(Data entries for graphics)
# # # # # # #
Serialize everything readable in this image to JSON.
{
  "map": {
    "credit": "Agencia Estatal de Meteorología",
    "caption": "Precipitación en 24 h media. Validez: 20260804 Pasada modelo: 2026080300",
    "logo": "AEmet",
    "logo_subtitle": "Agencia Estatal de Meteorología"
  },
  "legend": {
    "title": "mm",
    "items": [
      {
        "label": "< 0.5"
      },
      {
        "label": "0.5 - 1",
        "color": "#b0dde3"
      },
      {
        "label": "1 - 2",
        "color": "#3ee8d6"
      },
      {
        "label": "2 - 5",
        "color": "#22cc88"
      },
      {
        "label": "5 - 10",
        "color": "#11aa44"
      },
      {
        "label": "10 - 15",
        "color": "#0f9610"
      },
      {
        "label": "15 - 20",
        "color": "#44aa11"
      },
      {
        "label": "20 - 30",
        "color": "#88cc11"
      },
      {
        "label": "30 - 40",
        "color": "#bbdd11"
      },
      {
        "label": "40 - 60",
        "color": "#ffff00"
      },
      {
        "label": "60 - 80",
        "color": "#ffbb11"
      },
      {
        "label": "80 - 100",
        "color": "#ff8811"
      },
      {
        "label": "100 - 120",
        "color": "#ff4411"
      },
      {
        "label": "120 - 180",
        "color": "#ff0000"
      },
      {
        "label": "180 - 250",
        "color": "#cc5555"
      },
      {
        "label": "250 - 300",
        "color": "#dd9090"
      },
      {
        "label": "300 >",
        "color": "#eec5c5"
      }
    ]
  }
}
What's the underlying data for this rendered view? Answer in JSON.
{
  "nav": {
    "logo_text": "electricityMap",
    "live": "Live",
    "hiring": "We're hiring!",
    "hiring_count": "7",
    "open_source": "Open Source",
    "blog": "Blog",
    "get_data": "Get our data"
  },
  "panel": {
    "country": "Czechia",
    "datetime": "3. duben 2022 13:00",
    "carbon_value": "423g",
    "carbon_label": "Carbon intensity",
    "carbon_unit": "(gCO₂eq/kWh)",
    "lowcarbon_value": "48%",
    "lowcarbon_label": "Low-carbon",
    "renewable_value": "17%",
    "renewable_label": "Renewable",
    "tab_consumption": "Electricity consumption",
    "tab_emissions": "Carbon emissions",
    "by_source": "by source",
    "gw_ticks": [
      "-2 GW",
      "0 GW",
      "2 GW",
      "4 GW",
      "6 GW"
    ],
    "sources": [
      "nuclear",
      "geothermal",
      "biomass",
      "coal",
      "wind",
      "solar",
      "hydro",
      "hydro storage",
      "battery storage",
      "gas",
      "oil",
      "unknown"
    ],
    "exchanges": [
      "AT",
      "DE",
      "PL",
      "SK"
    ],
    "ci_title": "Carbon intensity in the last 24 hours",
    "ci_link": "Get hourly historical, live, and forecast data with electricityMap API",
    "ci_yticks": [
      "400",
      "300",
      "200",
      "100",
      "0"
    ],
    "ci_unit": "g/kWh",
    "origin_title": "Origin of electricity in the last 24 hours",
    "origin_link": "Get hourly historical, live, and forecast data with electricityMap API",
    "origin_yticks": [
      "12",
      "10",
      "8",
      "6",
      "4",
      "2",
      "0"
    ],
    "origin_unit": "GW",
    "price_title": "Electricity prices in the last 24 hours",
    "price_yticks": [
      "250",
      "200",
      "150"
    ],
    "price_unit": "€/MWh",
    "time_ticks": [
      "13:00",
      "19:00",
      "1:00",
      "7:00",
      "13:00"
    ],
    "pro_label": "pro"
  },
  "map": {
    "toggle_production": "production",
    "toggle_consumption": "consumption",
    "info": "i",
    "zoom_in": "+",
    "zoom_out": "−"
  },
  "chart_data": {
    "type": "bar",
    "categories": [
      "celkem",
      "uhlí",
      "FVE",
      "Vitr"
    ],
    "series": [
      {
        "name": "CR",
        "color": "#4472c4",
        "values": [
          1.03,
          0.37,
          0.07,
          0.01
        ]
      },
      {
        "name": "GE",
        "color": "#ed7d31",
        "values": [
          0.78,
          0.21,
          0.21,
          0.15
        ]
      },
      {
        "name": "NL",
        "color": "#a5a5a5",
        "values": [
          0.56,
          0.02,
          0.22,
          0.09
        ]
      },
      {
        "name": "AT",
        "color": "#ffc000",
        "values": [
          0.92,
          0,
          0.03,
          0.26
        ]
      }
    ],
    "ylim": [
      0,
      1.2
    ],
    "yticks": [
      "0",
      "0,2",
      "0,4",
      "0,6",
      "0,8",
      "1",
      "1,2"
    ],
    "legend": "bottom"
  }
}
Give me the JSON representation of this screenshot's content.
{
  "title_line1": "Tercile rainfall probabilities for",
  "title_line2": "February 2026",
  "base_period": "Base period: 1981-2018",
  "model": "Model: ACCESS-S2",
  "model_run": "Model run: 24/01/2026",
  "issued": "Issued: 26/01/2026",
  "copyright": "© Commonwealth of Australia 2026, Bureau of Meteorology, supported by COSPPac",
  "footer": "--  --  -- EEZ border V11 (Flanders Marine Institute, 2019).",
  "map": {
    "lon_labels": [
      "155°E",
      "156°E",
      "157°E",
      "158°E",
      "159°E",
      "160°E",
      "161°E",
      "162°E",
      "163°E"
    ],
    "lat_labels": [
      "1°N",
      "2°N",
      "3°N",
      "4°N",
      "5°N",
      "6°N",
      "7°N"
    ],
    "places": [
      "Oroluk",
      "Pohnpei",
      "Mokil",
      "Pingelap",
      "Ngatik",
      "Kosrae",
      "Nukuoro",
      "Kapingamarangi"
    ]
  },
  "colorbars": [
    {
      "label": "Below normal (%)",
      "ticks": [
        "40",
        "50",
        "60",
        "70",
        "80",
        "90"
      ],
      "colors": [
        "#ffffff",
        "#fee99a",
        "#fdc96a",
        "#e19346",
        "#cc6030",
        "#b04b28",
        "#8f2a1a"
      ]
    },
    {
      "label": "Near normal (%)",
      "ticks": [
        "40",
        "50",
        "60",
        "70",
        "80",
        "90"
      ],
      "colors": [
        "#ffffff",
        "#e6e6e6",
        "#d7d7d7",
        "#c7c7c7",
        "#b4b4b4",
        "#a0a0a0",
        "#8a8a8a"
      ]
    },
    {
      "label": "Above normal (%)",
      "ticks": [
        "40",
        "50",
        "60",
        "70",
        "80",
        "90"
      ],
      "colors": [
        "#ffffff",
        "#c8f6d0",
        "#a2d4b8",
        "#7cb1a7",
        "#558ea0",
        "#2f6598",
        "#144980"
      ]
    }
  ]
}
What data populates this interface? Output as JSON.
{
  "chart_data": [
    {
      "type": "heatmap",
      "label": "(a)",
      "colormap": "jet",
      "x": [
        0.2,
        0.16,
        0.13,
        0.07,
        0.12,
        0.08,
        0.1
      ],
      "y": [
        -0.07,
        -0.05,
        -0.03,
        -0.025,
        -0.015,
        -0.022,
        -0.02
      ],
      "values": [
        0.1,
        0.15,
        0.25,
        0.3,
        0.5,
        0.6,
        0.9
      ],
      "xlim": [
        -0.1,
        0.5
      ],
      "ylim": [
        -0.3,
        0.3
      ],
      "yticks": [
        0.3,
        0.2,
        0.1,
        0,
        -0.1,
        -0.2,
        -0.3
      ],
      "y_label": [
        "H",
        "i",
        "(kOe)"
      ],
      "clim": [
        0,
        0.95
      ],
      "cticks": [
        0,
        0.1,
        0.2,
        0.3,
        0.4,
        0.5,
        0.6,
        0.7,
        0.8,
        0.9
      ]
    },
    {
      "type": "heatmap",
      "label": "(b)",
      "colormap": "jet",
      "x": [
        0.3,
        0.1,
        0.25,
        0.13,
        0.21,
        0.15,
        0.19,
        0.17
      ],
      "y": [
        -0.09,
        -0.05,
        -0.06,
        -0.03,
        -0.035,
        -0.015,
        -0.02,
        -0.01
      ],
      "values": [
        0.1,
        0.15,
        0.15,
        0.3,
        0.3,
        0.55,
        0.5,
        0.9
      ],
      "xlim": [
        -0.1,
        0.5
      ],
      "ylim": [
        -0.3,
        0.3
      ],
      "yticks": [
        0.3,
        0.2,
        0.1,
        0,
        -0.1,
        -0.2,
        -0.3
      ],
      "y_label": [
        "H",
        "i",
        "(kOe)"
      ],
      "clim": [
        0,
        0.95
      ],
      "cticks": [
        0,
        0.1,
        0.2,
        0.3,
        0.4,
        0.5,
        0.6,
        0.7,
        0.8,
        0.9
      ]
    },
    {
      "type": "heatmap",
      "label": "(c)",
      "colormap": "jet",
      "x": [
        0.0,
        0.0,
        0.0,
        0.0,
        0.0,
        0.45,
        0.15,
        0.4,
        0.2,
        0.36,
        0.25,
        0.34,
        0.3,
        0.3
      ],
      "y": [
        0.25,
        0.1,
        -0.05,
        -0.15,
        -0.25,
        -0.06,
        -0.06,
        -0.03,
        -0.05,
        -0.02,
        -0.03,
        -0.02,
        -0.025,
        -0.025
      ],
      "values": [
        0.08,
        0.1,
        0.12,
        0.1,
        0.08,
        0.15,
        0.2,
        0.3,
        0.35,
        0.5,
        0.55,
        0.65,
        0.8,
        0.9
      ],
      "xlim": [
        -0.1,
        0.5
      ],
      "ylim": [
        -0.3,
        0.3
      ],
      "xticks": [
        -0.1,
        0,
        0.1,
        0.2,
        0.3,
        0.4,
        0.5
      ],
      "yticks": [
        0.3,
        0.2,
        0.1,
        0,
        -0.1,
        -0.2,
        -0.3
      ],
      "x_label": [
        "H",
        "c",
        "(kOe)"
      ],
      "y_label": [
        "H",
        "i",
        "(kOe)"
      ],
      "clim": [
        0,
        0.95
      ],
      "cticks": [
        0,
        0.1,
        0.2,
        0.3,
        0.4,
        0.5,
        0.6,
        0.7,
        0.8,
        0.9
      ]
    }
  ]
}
# # # # # # #
◆ **TASK DIRECTIONS**
Collect each line of the entries that has the word "intensity", copying it in full.

◆ **EXERCISE RESPONSE**
    "carbon_label": "Carbon intensity",
    "ci_title": "Carbon intensity in the last 24 hours",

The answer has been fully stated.